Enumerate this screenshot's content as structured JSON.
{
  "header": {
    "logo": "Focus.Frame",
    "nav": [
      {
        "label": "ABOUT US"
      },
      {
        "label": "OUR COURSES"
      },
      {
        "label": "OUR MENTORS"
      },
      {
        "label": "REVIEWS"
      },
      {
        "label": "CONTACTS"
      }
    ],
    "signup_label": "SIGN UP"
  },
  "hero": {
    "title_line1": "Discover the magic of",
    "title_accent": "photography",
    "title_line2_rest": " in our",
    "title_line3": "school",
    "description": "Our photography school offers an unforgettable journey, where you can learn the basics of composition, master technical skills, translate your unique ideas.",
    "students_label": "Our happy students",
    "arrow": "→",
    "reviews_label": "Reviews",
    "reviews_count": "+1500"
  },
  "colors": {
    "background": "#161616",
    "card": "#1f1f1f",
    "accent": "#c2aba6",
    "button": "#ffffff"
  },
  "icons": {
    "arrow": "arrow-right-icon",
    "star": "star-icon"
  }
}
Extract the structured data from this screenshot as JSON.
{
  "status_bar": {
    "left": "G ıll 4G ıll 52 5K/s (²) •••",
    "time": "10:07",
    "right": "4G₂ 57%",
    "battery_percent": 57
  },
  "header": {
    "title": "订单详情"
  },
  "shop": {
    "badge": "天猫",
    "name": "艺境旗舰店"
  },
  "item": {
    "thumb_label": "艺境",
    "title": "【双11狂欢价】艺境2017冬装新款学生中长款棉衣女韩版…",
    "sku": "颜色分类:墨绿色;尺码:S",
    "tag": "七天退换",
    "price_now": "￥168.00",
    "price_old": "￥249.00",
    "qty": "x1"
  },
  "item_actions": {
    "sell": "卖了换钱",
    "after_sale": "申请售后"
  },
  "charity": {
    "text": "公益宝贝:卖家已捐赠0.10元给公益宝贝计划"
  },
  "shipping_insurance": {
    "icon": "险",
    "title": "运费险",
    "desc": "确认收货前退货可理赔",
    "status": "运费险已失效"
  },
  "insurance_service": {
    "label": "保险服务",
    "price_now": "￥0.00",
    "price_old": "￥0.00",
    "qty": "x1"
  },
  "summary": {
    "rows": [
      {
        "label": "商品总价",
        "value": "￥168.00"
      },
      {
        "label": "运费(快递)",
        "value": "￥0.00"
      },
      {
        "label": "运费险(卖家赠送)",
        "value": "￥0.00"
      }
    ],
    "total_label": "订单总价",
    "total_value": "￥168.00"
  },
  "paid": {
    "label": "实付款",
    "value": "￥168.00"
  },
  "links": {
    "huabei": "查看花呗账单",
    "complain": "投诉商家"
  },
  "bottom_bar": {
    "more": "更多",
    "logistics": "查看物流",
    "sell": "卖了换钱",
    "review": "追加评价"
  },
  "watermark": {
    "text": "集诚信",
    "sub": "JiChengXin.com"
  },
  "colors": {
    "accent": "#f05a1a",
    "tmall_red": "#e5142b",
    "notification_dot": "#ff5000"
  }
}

——

Using the entries above, return each line in which the word "this" occurs.

* [Exercise answer]:
Enumerate this screenshot's content as structured JSON.
Extract the structured data from this screenshot as JSON.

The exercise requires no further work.